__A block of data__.
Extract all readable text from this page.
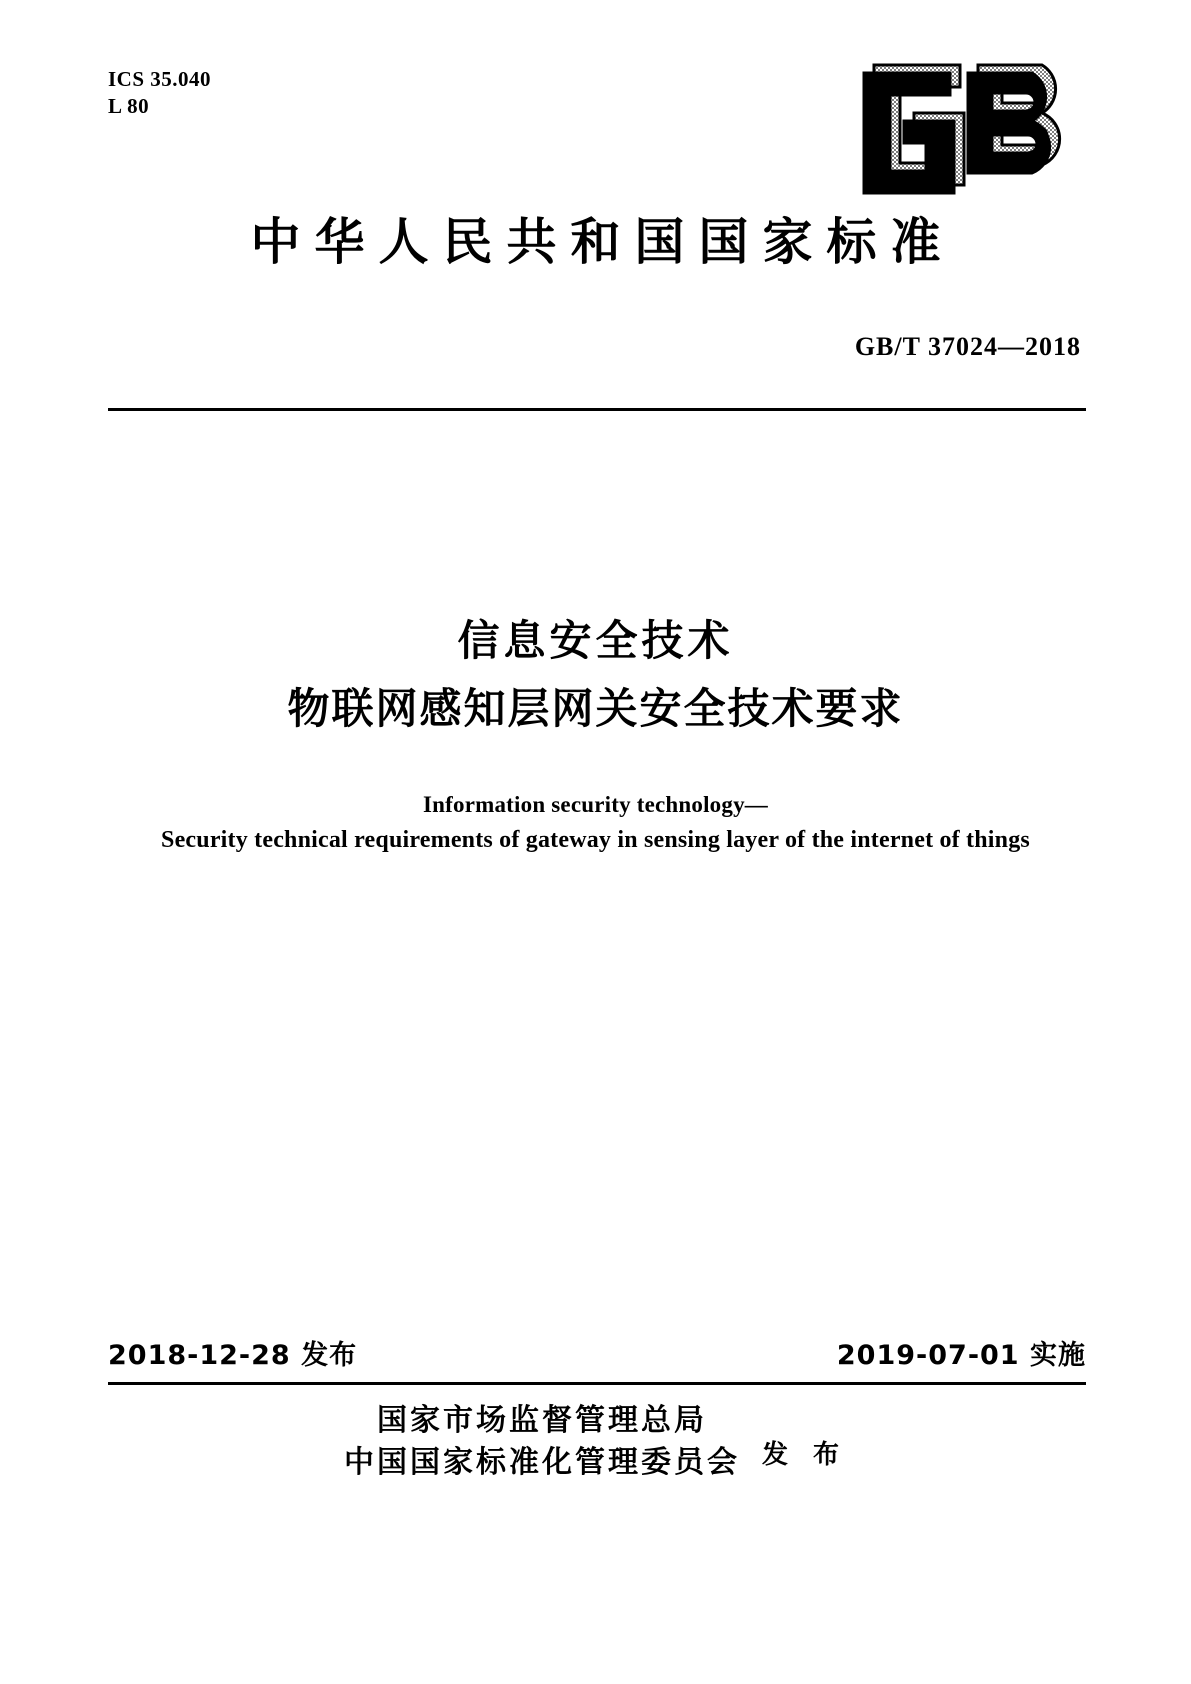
ICS 35.040
L 80
中华人民共和国国家标准
GB/T 37024—2018
信息安全技术
物联网感知层网关安全技术要求
Information security technology—
Security technical requirements of gateway in sensing layer of the internet of things
2018-12-28 发布	2019-07-01 实施
国家市场监督管理总局
中国国家标准化管理委员会 发 布
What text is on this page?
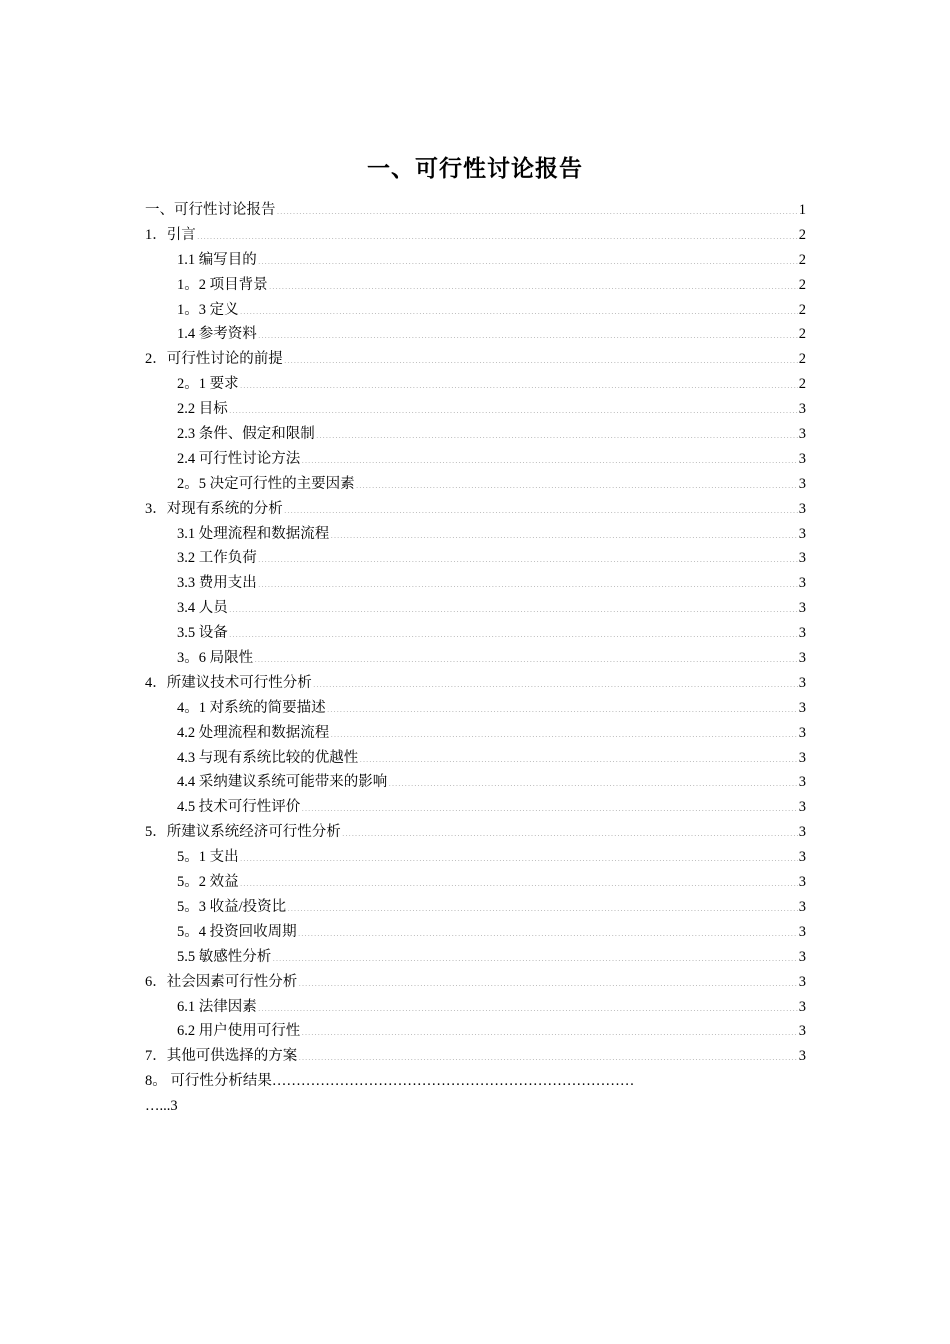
一、可行性讨论报告
一、可行性讨论报告 .....	1
1．引言 .....	2
1.1 编写目的 .....	2
1。2 项目背景 .....	2
1。3 定义 .....	2
1.4 参考资料 .....	2
2．可行性讨论的前提 .....	2
2。1 要求 .....	2
2.2 目标 .....	3
2.3 条件、假定和限制 .....	3
2.4 可行性讨论方法 .....	3
2。5 决定可行性的主要因素 .....	3
3．对现有系统的分析 .....	3
3.1 处理流程和数据流程 .....	3
3.2 工作负荷 .....	3
3.3 费用支出 .....	3
3.4 人员 .....	3
3.5 设备 .....	3
3。6 局限性 .....	3
4．所建议技术可行性分析 .....	3
4。1 对系统的简要描述 .....	3
4.2 处理流程和数据流程 .....	3
4.3 与现有系统比较的优越性 .....	3
4.4 采纳建议系统可能带来的影响 .....	3
4.5 技术可行性评价 .....	3
5．所建议系统经济可行性分析 .....	3
5。1 支出 .....	3
5。2 效益 .....	3
5。3 收益/投资比 .....	3
5。4 投资回收周期 .....	3
5.5 敏感性分析 .....	3
6．社会因素可行性分析 .....	3
6.1 法律因素 .....	3
6.2 用户使用可行性 .....	3
7．其他可供选择的方案 .....	3
8。 可行性分析结果…………………………………………………………………
…...3
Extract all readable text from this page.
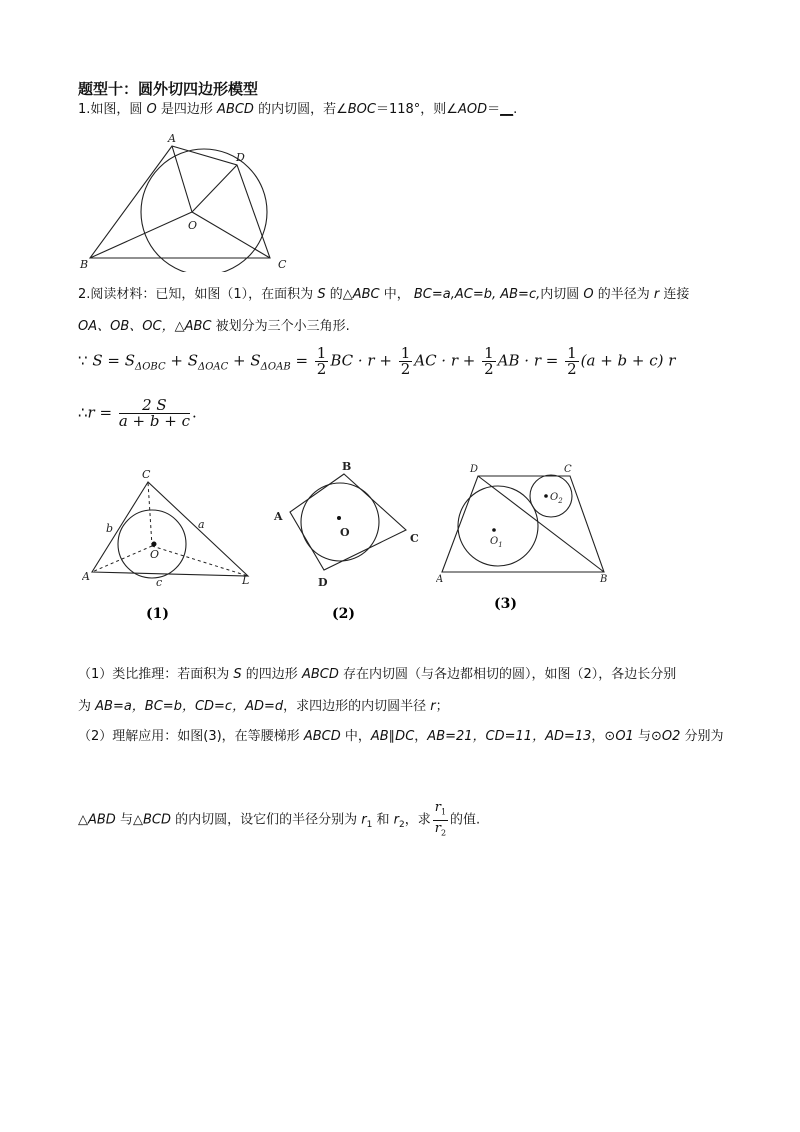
题型十：圆外切四边形模型
1.如图，圆 O 是四边形 ABCD 的内切圆，若∠BOC＝118°，则∠AOD＝__.
A
D
O
B	C
2.阅读材料：已知，如图（1），在面积为 S 的△ABC 中， BC=a,AC=b, AB=c,内切圆 O 的半径为 r 连接
OA、OB、OC，△ABC 被划分为三个小三角形.
∵ $S = S_{\Delta OBC} + S_{\Delta OAC} + S_{\Delta OAB} = \frac{1}{2}$ BC · $r + \frac{1}{2}$ AC · $r + \frac{1}{2}$ AB · $r = \frac{1}{2} (a + b + c)$ r
∴r = $\frac{2 S}{a + b + c}$ .
C
b	a
O
A	L
c
(1)
B
A
C
D
O
(2)
D	C
A	B
$O_1$
$O_2$
(3)
（1）类比推理：若面积为 S 的四边形 ABCD 存在内切圆（与各边都相切的圆），如图（2），各边长分别
为 AB=a，BC=b，CD=c，AD=d，求四边形的内切圆半径 r；
（2）理解应用：如图(3)，在等腰梯形 ABCD 中，AB∥DC，AB=21，CD=11，AD=13，⊙O1 与⊙O2 分别为
△ABD 与△BCD 的内切圆，设它们的半径分别为 $r_1$ 和 $r_2$，求 $\frac{r_1}{r_2}$ 的值.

__What this task involves__.
Return every line holding the word "frac" from the records.

__Exercise result__.
∵ $S = S_{\Delta OBC} + S_{\Delta OAC} + S_{\Delta OAB} = \frac{1}{2}$ BC · $r + \frac{1}{2}$ AC · $r + \frac{1}{2}$ AB · $r = \frac{1}{2} (a + b + c)$ r
∴r = $\frac{2 S}{a + b + c}$ .
△ABD 与△BCD 的内切圆，设它们的半径分别为 $r_1$ 和 $r_2$，求 $\frac{r_1}{r_2}$ 的值.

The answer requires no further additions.